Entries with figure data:
━━━━━━━━━━━━━━━━━━━━
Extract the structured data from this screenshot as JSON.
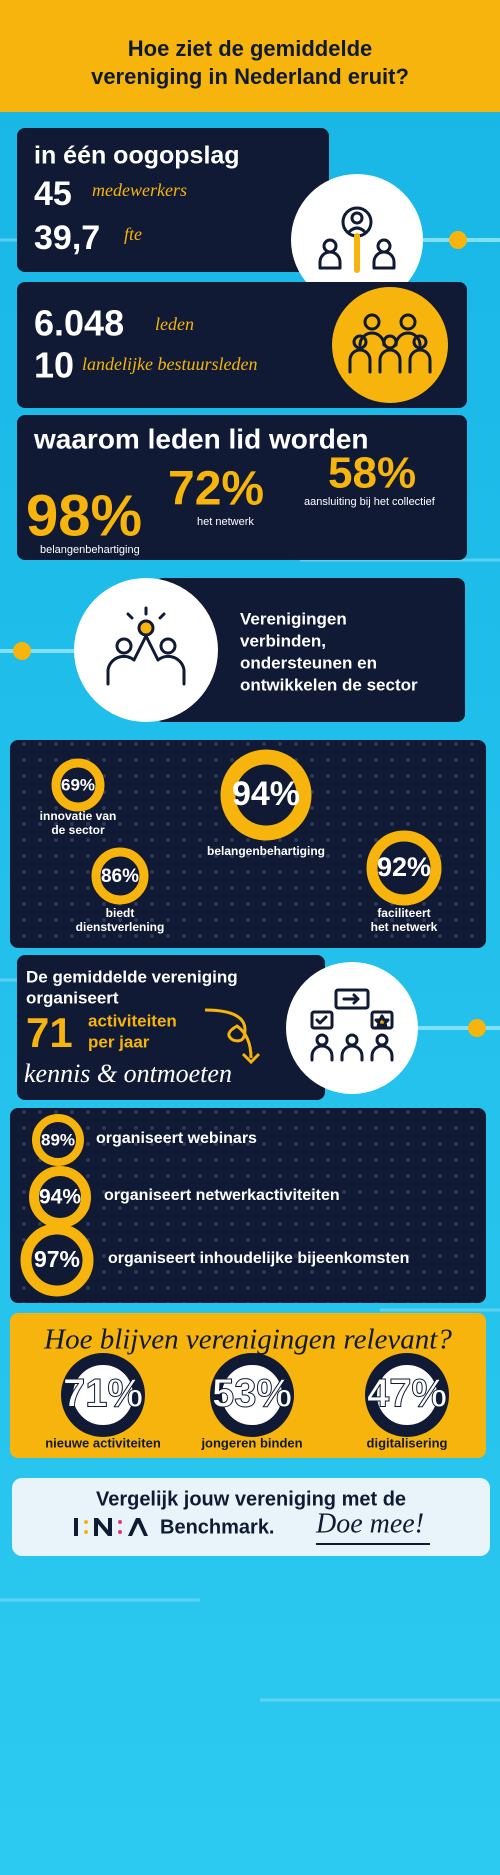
{
  "header": {
    "title": [
      "Hoe ziet de gemiddelde",
      "vereniging in Nederland eruit?"
    ]
  },
  "at_a_glance": {
    "title": "in één oogopslag",
    "stats": [
      {
        "value": "45",
        "label": "medewerkers"
      },
      {
        "value": "39,7",
        "label": "fte"
      }
    ]
  },
  "members": {
    "stats": [
      {
        "value": "6.048",
        "label": "leden"
      },
      {
        "value": "10",
        "label": "landelijke bestuursleden"
      }
    ]
  },
  "why_join": {
    "title": "waarom leden lid worden",
    "items": [
      {
        "value": "98%",
        "label": "belangenbehartiging"
      },
      {
        "value": "72%",
        "label": "het netwerk"
      },
      {
        "value": "58%",
        "label": "aansluiting bij het collectief"
      }
    ]
  },
  "mission": {
    "text": [
      "Verenigingen",
      "verbinden,",
      "ondersteunen en",
      "ontwikkelen de sector"
    ]
  },
  "roles": {
    "items": [
      {
        "value": "69%",
        "label": [
          "innovatie van",
          "de sector"
        ]
      },
      {
        "value": "94%",
        "label": [
          "belangenbehartiging"
        ]
      },
      {
        "value": "86%",
        "label": [
          "biedt",
          "dienstverlening"
        ]
      },
      {
        "value": "92%",
        "label": [
          "faciliteert",
          "het netwerk"
        ]
      }
    ]
  },
  "activities": {
    "title": [
      "De gemiddelde vereniging",
      "organiseert"
    ],
    "value": "71",
    "unit": [
      "activiteiten",
      "per jaar"
    ],
    "tagline": "kennis & ontmoeten"
  },
  "organises": {
    "items": [
      {
        "value": "89%",
        "label": "organiseert webinars"
      },
      {
        "value": "94%",
        "label": "organiseert netwerkactiviteiten"
      },
      {
        "value": "97%",
        "label": "organiseert inhoudelijke bijeenkomsten"
      }
    ]
  },
  "relevance": {
    "title": "Hoe blijven verenigingen relevant?",
    "items": [
      {
        "value": "71%",
        "label": "nieuwe activiteiten"
      },
      {
        "value": "53%",
        "label": "jongeren binden"
      },
      {
        "value": "47%",
        "label": "digitalisering"
      }
    ]
  },
  "footer": {
    "line": "Vergelijk jouw vereniging met de",
    "brand": "Benchmark.",
    "cta": "Doe mee!"
  }
}
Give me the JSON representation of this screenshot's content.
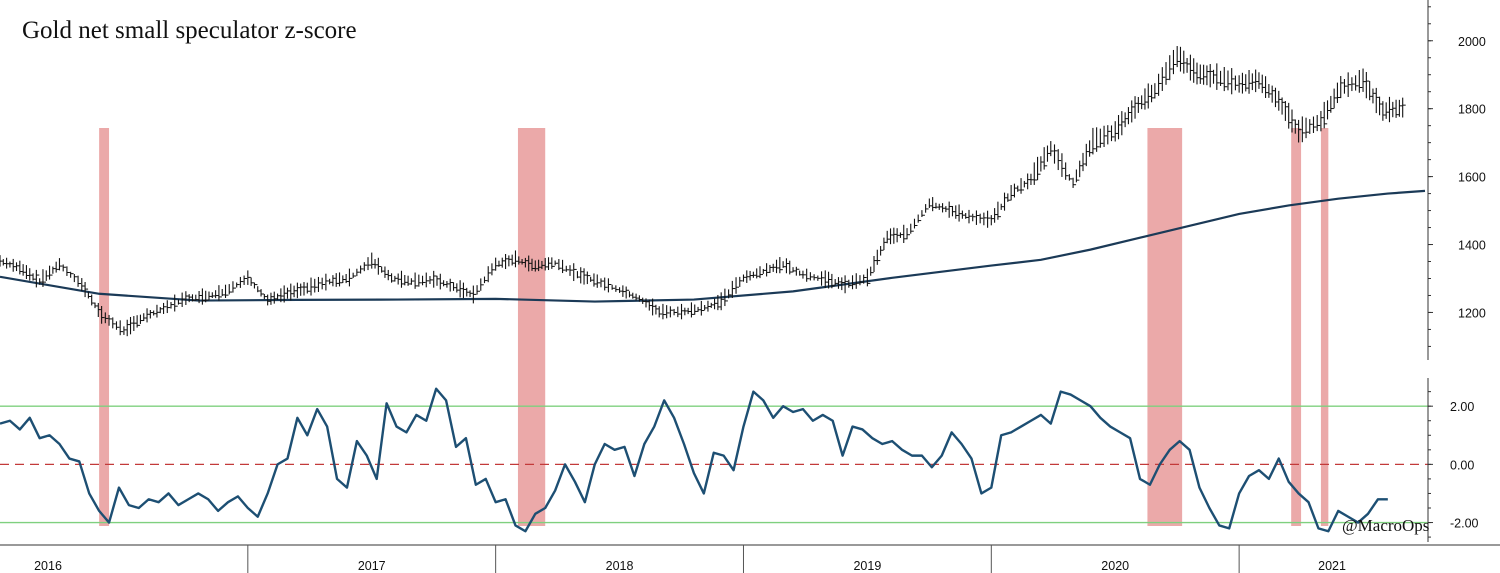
━━━━━━━━━━━━━━━━━━━━
_REQUIREMENTS_
Give every line above again exactly, with no pictures.

_COMPLETE OUTPUT_
Extract the structured data from this screenshot as JSON.
{
  "header": {
    "title": [
      "Hoe ziet de gemiddelde",
      "vereniging in Nederland eruit?"
    ]
  },
  "at_a_glance": {
    "title": "in één oogopslag",
    "stats": [
      {
        "value": "45",
        "label": "medewerkers"
      },
      {
        "value": "39,7",
        "label": "fte"
      }
    ]
  },
  "members": {
    "stats": [
      {
        "value": "6.048",
        "label": "leden"
      },
      {
        "value": "10",
        "label": "landelijke bestuursleden"
      }
    ]
  },
  "why_join": {
    "title": "waarom leden lid worden",
    "items": [
      {
        "value": "98%",
        "label": "belangenbehartiging"
      },
      {
        "value": "72%",
        "label": "het netwerk"
      },
      {
        "value": "58%",
        "label": "aansluiting bij het collectief"
      }
    ]
  },
  "mission": {
    "text": [
      "Verenigingen",
      "verbinden,",
      "ondersteunen en",
      "ontwikkelen de sector"
    ]
  },
  "roles": {
    "items": [
      {
        "value": "69%",
        "label": [
          "innovatie van",
          "de sector"
        ]
      },
      {
        "value": "94%",
        "label": [
          "belangenbehartiging"
        ]
      },
      {
        "value": "86%",
        "label": [
          "biedt",
          "dienstverlening"
        ]
      },
      {
        "value": "92%",
        "label": [
          "faciliteert",
          "het netwerk"
        ]
      }
    ]
  },
  "activities": {
    "title": [
      "De gemiddelde vereniging",
      "organiseert"
    ],
    "value": "71",
    "unit": [
      "activiteiten",
      "per jaar"
    ],
    "tagline": "kennis & ontmoeten"
  },
  "organises": {
    "items": [
      {
        "value": "89%",
        "label": "organiseert webinars"
      },
      {
        "value": "94%",
        "label": "organiseert netwerkactiviteiten"
      },
      {
        "value": "97%",
        "label": "organiseert inhoudelijke bijeenkomsten"
      }
    ]
  },
  "relevance": {
    "title": "Hoe blijven verenigingen relevant?",
    "items": [
      {
        "value": "71%",
        "label": "nieuwe activiteiten"
      },
      {
        "value": "53%",
        "label": "jongeren binden"
      },
      {
        "value": "47%",
        "label": "digitalisering"
      }
    ]
  },
  "footer": {
    "line": "Vergelijk jouw vereniging met de",
    "brand": "Benchmark.",
    "cta": "Doe mee!"
  }
}
Give me the JSON representation of this screenshot's content.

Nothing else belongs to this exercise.